▸ What is needed: Carry on the reflection below, which compares the Covid-19 pandemic with living through the AIDS epidemic, from the point where it stops.

____ Reading text

3.28.2020

Mary Chapot - A perspective - this isn’t the first time I’ve lived through times like these.

I woke up this morning and made some connections that are helping me to understand why I’m so upset about Covid-19; maybe more deeply so than many around me. This environment, the dawning reality of a pandemic, this isn’t the first time I’ve lived through times like these. To many people younger than me and to those who were lucky enough to be living outside of the affected communities, the AIDS epidemic was something that happened to other people. Everyone became aware of the disease and it changed the way we interact as a community and as individuals. But, being aware of while living outside of and living within an epidemic are clearly different experiences.


Today I’m reliving the memory of how frightening those years were, especially when we didn’t know why people were getting sick, there was no effective medical treatment, and the people I loved were dying. My brother, my father-in-law, my best singing buddy, my next door neighbor, dozens of friends and acquaintances; they all died. I did what I could to stay balanced emotionally. Coincidentally, I moved away from San Francisco during the early years. But ultimately, there was no escaping it simply because of who I knew and loved, my family, our gay friends, all the beautiful creative gay people in the arts communities.

________
____ Available data

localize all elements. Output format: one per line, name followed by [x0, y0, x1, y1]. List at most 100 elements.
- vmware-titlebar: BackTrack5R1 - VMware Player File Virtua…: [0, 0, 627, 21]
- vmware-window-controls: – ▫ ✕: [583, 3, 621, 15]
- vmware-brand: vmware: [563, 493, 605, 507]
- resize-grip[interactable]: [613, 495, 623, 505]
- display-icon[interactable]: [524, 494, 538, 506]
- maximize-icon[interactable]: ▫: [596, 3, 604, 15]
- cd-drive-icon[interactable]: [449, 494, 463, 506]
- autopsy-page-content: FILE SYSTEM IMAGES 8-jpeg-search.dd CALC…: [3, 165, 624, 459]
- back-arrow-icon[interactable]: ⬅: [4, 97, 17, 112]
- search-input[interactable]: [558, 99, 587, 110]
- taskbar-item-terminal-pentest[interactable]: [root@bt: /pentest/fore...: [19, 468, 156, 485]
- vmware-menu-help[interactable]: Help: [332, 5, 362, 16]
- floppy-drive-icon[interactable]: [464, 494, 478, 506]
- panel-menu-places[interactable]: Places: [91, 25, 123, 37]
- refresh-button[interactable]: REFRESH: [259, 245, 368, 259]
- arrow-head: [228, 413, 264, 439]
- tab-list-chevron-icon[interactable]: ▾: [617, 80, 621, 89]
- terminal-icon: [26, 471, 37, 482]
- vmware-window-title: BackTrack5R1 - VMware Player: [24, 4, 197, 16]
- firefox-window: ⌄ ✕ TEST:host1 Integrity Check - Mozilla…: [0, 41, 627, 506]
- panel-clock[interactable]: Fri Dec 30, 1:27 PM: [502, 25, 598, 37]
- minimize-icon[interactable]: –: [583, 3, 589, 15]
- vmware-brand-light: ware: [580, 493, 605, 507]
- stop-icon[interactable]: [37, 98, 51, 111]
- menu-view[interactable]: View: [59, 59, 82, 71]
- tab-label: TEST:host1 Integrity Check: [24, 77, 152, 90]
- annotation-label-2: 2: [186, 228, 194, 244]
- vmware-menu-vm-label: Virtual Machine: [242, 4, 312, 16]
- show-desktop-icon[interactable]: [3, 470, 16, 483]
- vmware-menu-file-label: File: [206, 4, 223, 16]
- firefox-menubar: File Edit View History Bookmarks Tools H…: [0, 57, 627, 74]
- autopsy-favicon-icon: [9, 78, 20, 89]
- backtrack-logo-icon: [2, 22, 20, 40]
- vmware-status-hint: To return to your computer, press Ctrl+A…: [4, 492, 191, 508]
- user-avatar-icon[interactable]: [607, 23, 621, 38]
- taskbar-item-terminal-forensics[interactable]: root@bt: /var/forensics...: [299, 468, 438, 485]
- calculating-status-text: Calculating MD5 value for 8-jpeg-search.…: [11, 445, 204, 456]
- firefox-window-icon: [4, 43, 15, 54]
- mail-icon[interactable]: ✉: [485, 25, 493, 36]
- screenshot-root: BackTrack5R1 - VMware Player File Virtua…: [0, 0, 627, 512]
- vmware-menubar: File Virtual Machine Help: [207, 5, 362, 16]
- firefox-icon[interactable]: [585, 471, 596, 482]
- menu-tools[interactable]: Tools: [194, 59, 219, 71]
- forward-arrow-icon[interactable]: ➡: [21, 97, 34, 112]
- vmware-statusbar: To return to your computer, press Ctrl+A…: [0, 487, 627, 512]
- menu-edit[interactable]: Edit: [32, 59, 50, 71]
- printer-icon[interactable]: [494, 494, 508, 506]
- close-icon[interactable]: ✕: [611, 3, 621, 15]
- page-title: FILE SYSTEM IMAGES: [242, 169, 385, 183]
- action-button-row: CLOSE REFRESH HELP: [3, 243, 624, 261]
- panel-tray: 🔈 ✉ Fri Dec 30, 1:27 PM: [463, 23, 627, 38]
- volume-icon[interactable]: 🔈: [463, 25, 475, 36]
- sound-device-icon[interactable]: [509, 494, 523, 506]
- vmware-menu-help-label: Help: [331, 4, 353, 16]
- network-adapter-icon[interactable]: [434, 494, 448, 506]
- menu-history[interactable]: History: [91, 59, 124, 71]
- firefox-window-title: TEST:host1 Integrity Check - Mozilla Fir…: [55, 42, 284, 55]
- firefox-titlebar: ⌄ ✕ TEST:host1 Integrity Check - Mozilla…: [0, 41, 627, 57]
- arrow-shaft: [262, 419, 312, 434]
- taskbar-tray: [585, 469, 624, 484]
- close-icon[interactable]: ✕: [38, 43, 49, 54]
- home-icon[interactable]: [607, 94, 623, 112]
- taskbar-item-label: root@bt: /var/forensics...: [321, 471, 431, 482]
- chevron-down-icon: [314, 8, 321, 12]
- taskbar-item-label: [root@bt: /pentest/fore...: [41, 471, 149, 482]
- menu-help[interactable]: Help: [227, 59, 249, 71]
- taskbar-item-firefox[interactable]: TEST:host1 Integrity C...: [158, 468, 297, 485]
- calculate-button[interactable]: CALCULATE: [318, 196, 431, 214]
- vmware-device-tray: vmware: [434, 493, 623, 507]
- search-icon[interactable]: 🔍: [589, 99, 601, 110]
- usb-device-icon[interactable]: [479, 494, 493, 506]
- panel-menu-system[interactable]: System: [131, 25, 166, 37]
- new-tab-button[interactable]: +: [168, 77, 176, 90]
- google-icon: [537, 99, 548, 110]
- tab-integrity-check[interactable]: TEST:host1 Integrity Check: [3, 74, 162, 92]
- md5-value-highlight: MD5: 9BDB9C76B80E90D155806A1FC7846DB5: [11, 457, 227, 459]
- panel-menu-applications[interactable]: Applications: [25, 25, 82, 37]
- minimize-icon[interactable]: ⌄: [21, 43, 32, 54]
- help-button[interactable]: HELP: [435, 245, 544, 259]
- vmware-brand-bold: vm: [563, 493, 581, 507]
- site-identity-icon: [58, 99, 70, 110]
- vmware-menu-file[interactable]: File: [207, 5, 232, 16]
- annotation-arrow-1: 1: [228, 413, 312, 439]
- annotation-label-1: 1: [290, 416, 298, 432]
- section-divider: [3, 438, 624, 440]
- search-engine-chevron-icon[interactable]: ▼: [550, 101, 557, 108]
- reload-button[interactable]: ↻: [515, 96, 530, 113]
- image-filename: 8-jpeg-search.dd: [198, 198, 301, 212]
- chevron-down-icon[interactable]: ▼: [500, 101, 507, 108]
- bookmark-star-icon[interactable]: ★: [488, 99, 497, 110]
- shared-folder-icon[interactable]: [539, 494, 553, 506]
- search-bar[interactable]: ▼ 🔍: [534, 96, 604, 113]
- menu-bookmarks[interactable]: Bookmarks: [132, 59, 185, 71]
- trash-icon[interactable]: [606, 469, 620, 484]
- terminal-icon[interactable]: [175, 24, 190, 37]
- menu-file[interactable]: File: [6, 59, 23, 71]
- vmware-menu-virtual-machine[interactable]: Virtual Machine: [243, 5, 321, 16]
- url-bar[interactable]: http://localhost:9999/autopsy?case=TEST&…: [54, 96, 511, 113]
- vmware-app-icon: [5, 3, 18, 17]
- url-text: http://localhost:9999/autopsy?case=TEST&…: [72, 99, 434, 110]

________

▸ Answer box:
The level of upset I’ve experienced in the last few weeks has shown me that the strategies I developed in the AIDS years, distancing myself emotionally, gritting my teeth through the funerals, knowing that I (probably) wouldn’t die, didn’t end my fear; it just buried it. That epidemic slowed down as drugs were developed and behaviors changed, when the disease became a chronic illness rather than a death sentence; when we reexamined our post-WWII arrogance that antibiotics would take care of all the inconveniences of living in a human body.


 I remember poignantly my brother Hank, who didn’t die, telling me of his realization while standing at the intersection of Castro and Market Street in San Francisco, when? Maybe a decade after the first waves of deaths began. He realized looking down Castro Street that the middle generation was gone, only young and old men were left.


A whole generation of men died, beautiful men in the prime of their lives. This virus, Covid-19, is picking off the people you would expect it to, the gazelles at the edge of the herd, those older and sicker. I don’t mean to offend; I’m one of those gazelles now. Evolutionary, that is as it “should” be. But, of course, the personal surrender, the giving up of an individual life with grace, without struggling against the overwhelming desire to continue in the realization all of our plans, great and small, this is real sorrow, real grief and suffering.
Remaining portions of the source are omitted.